» **What you have to do**
Please transcribe the data below exactly. Leave the pictures out.

» **Task data**
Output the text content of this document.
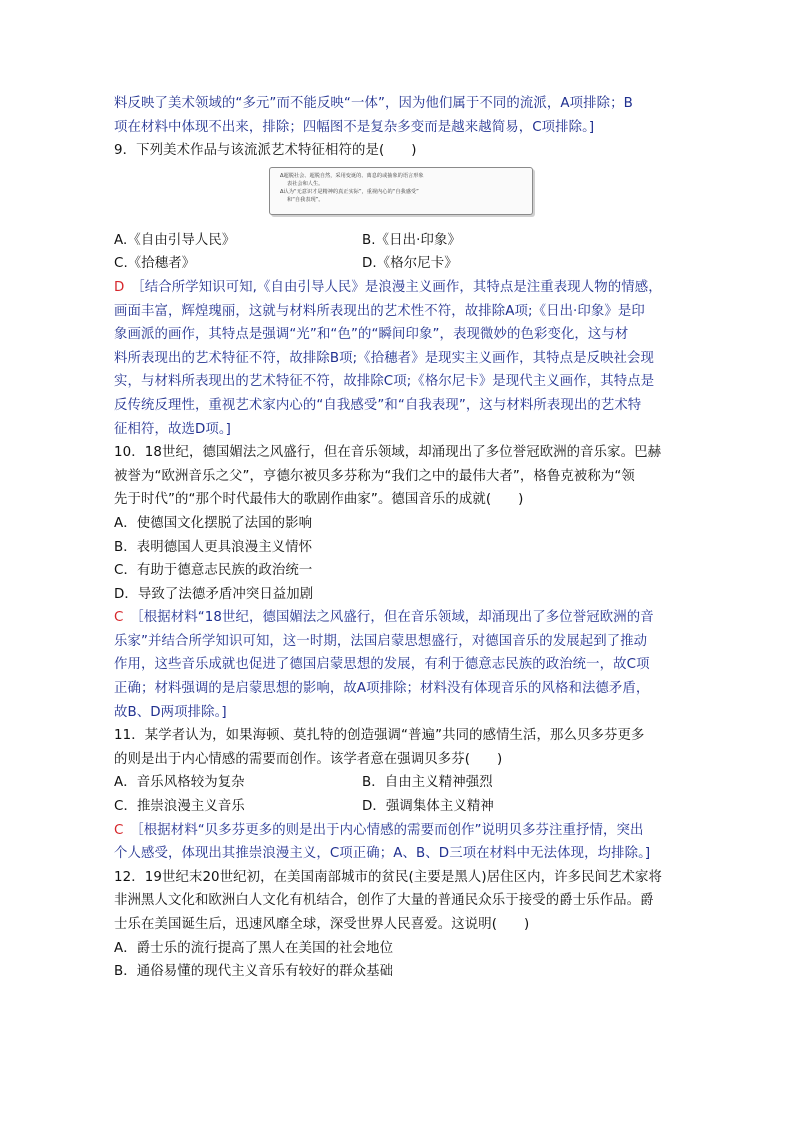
料反映了美术领域的“多元”而不能反映“一体”，因为他们属于不同的流派，A项排除；B
项在材料中体现不出来，排除；四幅图不是复杂多变而是越来越简易，C项排除。]
9．下列美术作品与该流派艺术特征相符的是(　　)
Δ超脱社会、超脱自然，采用变诞的、离息的或抽象的语言形象
表社会和人生。
Δ认为“无意识才是精神的真正实际”，重视内心的“自我感受”
和“自我表现”。
A.《自由引导人民》	B.《日出·印象》
C.《拾穗者》	D.《格尔尼卡》
D　 ［结合所学知识可知,《自由引导人民》是浪漫主义画作，其特点是注重表现人物的情感，
画面丰富，辉煌瑰丽，这就与材料所表现出的艺术性不符，故排除A项;《日出·印象》是印
象画派的画作，其特点是强调“光”和“色”的“瞬间印象”，表现微妙的色彩变化，这与材
料所表现出的艺术特征不符，故排除B项;《拾穗者》是现实主义画作，其特点是反映社会现
实，与材料所表现出的艺术特征不符，故排除C项;《格尔尼卡》是现代主义画作，其特点是
反传统反理性，重视艺术家内心的“自我感受”和“自我表现”，这与材料所表现出的艺术特
征相符，故选D项。]
10．18世纪，德国媚法之风盛行，但在音乐领域，却涌现出了多位誉冠欧洲的音乐家。巴赫
被誉为“欧洲音乐之父”，亨德尔被贝多芬称为“我们之中的最伟大者”，格鲁克被称为“领
先于时代”的“那个时代最伟大的歌剧作曲家”。德国音乐的成就(　　)
A．使德国文化摆脱了法国的影响
B．表明德国人更具浪漫主义情怀
C．有助于德意志民族的政治统一
D．导致了法德矛盾冲突日益加剧
C　 ［根据材料“18世纪，德国媚法之风盛行，但在音乐领域，却涌现出了多位誉冠欧洲的音
乐家”并结合所学知识可知，这一时期，法国启蒙思想盛行，对德国音乐的发展起到了推动
作用，这些音乐成就也促进了德国启蒙思想的发展，有利于德意志民族的政治统一，故C项
正确；材料强调的是启蒙思想的影响，故A项排除；材料没有体现音乐的风格和法德矛盾，
故B、D两项排除。]
11．某学者认为，如果海顿、莫扎特的创造强调“普遍”共同的感情生活，那么贝多芬更多
的则是出于内心情感的需要而创作。该学者意在强调贝多芬(　　)
A．音乐风格较为复杂	B．自由主义精神强烈
C．推崇浪漫主义音乐	D．强调集体主义精神
C　 ［根据材料“贝多芬更多的则是出于内心情感的需要而创作”说明贝多芬注重抒情，突出
个人感受，体现出其推崇浪漫主义，C项正确；A、B、D三项在材料中无法体现，均排除。]
12．19世纪末20世纪初，在美国南部城市的贫民(主要是黑人)居住区内，许多民间艺术家将
非洲黑人文化和欧洲白人文化有机结合，创作了大量的普通民众乐于接受的爵士乐作品。爵
士乐在美国诞生后，迅速风靡全球，深受世界人民喜爱。这说明(　　)
A．爵士乐的流行提高了黑人在美国的社会地位
B．通俗易懂的现代主义音乐有较好的群众基础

» **Reply to the task**
Output the text content of this document.
料反映了美术领域的“多元”而不能反映“一体”，因为他们属于不同的流派，A项排除；B
项在材料中体现不出来，排除；四幅图不是复杂多变而是越来越简易，C项排除。]
9．下列美术作品与该流派艺术特征相符的是(　　)
Δ超脱社会、超脱自然，采用变诞的、离息的或抽象的语言形象
表社会和人生。
Δ认为“无意识才是精神的真正实际”，重视内心的“自我感受”
和“自我表现”。
A.《自由引导人民》	B.《日出·印象》
C.《拾穗者》	D.《格尔尼卡》
D　 ［结合所学知识可知,《自由引导人民》是浪漫主义画作，其特点是注重表现人物的情感，
画面丰富，辉煌瑰丽，这就与材料所表现出的艺术性不符，故排除A项;《日出·印象》是印
象画派的画作，其特点是强调“光”和“色”的“瞬间印象”，表现微妙的色彩变化，这与材
料所表现出的艺术特征不符，故排除B项;《拾穗者》是现实主义画作，其特点是反映社会现
实，与材料所表现出的艺术特征不符，故排除C项;《格尔尼卡》是现代主义画作，其特点是
反传统反理性，重视艺术家内心的“自我感受”和“自我表现”，这与材料所表现出的艺术特
征相符，故选D项。]
10．18世纪，德国媚法之风盛行，但在音乐领域，却涌现出了多位誉冠欧洲的音乐家。巴赫
被誉为“欧洲音乐之父”，亨德尔被贝多芬称为“我们之中的最伟大者”，格鲁克被称为“领
先于时代”的“那个时代最伟大的歌剧作曲家”。德国音乐的成就(　　)
A．使德国文化摆脱了法国的影响
B．表明德国人更具浪漫主义情怀
C．有助于德意志民族的政治统一
D．导致了法德矛盾冲突日益加剧
C　 ［根据材料“18世纪，德国媚法之风盛行，但在音乐领域，却涌现出了多位誉冠欧洲的音
乐家”并结合所学知识可知，这一时期，法国启蒙思想盛行，对德国音乐的发展起到了推动
作用，这些音乐成就也促进了德国启蒙思想的发展，有利于德意志民族的政治统一，故C项
正确；材料强调的是启蒙思想的影响，故A项排除；材料没有体现音乐的风格和法德矛盾，
故B、D两项排除。]
11．某学者认为，如果海顿、莫扎特的创造强调“普遍”共同的感情生活，那么贝多芬更多
的则是出于内心情感的需要而创作。该学者意在强调贝多芬(　　)
A．音乐风格较为复杂	B．自由主义精神强烈
C．推崇浪漫主义音乐	D．强调集体主义精神
C　 ［根据材料“贝多芬更多的则是出于内心情感的需要而创作”说明贝多芬注重抒情，突出
个人感受，体现出其推崇浪漫主义，C项正确；A、B、D三项在材料中无法体现，均排除。]
12．19世纪末20世纪初，在美国南部城市的贫民(主要是黑人)居住区内，许多民间艺术家将
非洲黑人文化和欧洲白人文化有机结合，创作了大量的普通民众乐于接受的爵士乐作品。爵
士乐在美国诞生后，迅速风靡全球，深受世界人民喜爱。这说明(　　)
A．爵士乐的流行提高了黑人在美国的社会地位
B．通俗易懂的现代主义音乐有较好的群众基础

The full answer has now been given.